Extracts from a graphics dataset
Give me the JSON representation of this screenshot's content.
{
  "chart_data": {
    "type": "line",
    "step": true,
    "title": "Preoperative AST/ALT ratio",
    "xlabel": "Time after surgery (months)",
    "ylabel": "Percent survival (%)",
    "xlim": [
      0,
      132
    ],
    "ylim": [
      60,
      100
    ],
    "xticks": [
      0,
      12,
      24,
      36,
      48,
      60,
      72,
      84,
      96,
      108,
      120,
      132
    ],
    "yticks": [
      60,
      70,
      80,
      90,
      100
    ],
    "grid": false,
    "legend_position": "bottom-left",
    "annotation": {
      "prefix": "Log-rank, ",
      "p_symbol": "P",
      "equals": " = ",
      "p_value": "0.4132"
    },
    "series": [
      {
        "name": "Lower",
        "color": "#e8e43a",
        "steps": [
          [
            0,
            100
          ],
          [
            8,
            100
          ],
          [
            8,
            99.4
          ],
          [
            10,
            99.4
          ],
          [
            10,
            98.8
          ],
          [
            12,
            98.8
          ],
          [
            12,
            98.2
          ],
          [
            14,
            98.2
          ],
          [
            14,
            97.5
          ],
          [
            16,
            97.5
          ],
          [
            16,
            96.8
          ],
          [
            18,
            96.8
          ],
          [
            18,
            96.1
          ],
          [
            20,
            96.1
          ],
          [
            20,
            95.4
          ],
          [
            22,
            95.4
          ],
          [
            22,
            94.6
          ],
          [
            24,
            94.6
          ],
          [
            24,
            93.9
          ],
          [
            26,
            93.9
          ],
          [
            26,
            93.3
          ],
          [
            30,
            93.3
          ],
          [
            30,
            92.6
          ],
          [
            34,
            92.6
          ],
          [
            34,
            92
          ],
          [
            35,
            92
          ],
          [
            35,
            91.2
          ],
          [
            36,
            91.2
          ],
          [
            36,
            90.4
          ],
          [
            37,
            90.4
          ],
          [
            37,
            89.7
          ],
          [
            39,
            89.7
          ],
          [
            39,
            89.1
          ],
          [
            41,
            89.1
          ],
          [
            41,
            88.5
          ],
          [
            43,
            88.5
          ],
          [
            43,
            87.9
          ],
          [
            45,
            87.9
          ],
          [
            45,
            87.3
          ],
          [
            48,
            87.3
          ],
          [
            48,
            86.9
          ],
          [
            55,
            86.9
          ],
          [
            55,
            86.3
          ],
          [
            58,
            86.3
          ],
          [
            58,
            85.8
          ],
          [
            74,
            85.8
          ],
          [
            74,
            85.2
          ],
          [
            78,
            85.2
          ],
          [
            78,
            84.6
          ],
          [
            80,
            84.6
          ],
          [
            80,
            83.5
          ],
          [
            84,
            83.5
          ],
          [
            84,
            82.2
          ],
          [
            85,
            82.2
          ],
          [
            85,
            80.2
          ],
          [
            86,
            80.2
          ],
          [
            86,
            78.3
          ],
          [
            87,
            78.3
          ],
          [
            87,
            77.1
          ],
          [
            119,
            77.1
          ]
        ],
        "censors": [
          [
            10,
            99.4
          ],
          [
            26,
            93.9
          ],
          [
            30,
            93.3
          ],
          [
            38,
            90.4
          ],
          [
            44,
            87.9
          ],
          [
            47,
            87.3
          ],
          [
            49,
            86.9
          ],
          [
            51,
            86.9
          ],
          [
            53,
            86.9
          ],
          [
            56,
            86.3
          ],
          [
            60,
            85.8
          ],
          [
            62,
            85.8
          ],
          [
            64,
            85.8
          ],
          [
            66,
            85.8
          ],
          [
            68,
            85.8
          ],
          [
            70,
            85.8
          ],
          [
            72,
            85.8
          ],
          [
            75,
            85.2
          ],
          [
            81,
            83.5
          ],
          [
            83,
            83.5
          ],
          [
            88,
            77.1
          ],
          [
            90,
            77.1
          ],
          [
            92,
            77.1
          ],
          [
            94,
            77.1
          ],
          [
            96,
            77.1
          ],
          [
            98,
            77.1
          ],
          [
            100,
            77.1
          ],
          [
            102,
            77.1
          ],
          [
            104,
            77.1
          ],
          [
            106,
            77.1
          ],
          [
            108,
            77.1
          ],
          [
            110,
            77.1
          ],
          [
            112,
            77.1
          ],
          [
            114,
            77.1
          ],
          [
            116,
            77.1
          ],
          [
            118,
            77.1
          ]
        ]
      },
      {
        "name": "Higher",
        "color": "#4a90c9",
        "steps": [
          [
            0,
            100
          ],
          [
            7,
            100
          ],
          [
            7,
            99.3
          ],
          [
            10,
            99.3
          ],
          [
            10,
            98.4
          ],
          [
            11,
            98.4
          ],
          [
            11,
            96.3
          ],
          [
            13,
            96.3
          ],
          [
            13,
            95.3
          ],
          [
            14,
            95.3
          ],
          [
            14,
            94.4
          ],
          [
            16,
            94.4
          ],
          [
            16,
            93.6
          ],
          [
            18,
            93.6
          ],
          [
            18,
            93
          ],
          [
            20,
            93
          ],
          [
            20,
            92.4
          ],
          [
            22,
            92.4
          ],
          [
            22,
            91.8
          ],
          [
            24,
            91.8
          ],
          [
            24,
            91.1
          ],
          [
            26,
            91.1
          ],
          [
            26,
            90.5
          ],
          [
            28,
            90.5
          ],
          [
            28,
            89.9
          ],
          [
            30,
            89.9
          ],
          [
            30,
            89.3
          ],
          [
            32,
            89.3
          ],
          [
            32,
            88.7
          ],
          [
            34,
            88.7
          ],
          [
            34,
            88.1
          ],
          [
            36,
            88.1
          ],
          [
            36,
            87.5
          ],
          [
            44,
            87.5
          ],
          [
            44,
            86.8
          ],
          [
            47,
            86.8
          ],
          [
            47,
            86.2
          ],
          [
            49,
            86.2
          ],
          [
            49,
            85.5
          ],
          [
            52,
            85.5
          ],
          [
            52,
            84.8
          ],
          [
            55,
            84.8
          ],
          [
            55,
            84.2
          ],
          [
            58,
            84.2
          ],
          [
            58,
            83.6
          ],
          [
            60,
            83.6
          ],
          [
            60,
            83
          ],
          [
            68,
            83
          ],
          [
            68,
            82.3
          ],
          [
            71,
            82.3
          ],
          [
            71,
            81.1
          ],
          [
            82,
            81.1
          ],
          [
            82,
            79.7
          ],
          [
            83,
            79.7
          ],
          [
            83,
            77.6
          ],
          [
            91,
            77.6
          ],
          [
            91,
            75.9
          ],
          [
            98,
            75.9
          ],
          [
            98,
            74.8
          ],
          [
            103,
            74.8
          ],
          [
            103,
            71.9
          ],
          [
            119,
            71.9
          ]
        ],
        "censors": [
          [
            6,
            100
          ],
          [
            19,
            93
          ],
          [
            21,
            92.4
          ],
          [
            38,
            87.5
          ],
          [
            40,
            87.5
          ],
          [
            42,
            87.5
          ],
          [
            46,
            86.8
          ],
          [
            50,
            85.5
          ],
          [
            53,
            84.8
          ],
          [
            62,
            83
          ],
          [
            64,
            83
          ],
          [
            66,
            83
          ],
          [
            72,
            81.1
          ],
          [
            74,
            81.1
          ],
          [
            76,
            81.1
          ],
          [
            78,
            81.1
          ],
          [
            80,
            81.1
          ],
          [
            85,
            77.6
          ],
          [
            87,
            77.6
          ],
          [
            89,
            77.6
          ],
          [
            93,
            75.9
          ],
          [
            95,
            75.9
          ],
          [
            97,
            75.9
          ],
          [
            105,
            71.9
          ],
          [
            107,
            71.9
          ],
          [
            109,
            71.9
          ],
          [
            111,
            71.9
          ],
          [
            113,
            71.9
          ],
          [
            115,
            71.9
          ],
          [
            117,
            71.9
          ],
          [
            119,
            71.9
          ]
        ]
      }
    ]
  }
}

...

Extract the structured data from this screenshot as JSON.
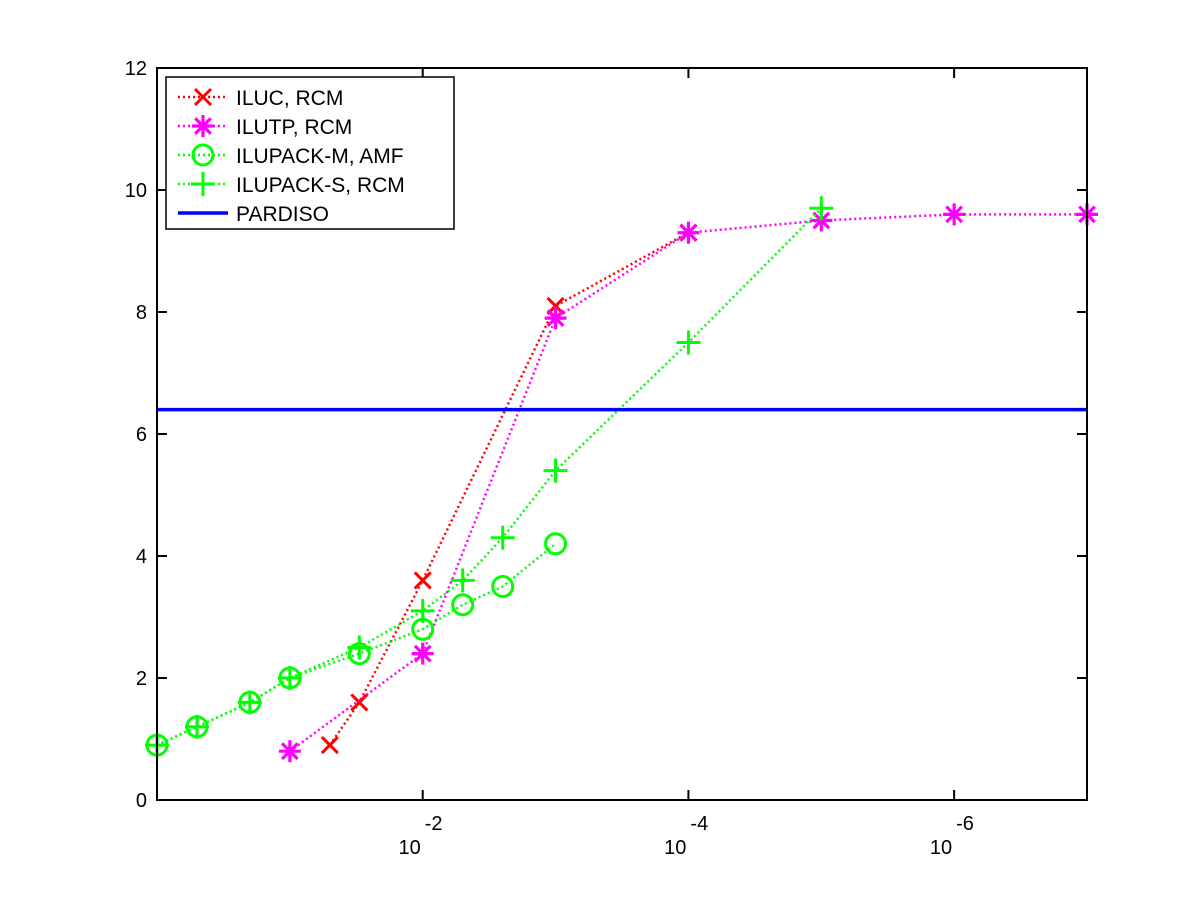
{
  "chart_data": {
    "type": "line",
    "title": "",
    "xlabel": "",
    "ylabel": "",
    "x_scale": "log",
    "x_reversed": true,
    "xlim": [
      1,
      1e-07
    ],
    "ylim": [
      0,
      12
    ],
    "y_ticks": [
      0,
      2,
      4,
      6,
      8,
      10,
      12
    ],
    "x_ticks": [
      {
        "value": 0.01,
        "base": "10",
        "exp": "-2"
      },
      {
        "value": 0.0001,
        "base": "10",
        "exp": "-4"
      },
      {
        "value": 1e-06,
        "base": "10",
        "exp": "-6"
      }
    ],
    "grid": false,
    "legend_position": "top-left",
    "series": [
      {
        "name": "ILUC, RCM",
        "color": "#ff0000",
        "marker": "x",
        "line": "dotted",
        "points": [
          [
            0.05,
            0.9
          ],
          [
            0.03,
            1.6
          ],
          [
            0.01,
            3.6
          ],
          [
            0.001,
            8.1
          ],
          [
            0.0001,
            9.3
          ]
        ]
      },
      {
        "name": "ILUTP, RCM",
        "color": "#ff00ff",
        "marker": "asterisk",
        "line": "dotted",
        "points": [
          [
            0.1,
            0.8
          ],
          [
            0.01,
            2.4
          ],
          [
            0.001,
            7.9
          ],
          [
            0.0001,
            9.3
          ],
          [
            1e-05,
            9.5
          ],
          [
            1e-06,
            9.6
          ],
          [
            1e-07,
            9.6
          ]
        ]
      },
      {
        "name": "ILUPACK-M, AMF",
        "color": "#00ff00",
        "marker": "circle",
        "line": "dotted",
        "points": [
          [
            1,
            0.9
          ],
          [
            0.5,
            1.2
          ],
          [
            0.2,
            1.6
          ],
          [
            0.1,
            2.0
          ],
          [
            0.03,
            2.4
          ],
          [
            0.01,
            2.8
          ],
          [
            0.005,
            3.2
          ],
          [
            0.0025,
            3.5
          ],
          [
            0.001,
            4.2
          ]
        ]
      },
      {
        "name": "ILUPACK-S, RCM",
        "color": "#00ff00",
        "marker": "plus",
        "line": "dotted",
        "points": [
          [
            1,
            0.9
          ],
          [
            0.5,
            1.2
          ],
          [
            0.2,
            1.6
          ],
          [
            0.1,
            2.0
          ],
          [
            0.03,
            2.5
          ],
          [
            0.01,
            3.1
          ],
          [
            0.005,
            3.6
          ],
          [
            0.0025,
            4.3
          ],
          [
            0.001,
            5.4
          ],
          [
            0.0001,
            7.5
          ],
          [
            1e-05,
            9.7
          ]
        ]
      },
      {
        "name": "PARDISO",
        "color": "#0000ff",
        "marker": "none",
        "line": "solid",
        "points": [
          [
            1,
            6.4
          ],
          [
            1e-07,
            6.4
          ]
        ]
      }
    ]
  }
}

• _Goal_: Extract each line from the entries above that contains the string "JSON".

• _Task response_:
Give me the JSON representation of this screenshot's content.
Extract the structured data from this screenshot as JSON.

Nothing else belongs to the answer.